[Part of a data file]
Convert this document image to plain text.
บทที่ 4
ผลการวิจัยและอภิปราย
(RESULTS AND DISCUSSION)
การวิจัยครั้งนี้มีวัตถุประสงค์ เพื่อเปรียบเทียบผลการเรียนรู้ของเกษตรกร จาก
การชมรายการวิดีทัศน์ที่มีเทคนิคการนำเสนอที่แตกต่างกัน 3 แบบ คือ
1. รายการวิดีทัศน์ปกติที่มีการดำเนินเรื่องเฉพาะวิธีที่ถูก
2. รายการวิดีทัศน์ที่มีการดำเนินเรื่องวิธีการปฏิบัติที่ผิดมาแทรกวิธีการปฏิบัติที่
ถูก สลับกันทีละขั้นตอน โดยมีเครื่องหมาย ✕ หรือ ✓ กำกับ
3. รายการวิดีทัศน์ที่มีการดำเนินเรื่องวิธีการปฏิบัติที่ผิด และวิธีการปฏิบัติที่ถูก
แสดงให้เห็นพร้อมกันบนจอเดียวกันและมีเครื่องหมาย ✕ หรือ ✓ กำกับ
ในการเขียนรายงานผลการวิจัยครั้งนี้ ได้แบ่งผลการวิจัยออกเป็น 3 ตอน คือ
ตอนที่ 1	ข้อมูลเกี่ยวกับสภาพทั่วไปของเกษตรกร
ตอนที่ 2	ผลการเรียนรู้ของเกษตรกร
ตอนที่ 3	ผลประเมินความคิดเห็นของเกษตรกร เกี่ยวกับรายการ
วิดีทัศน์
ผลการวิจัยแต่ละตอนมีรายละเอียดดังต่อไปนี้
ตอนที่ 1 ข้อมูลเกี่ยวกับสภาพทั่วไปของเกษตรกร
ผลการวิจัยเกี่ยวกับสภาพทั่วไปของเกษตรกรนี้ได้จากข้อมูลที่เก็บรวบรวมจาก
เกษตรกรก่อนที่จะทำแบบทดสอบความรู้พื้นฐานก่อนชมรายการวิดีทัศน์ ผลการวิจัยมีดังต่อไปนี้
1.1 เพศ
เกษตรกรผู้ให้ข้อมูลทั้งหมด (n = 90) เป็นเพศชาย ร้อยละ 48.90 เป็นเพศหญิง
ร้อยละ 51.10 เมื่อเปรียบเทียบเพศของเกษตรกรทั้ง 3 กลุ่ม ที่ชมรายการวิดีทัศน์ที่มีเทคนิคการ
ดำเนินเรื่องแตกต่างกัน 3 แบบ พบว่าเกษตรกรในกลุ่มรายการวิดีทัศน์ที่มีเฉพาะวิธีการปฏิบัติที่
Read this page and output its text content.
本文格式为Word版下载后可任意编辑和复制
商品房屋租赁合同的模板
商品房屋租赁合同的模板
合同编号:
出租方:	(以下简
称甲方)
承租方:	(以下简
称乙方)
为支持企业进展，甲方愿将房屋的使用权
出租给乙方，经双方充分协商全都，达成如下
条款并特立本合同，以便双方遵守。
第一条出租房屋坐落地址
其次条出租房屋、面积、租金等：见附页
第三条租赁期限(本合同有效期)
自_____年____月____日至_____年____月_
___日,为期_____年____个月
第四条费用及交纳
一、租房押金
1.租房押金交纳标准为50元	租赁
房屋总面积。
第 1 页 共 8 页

▶ [Instructions to follow] Determine how many lines in the listing above hold the string "การดำเน", then write only the number.

▶ [Output for this task] 3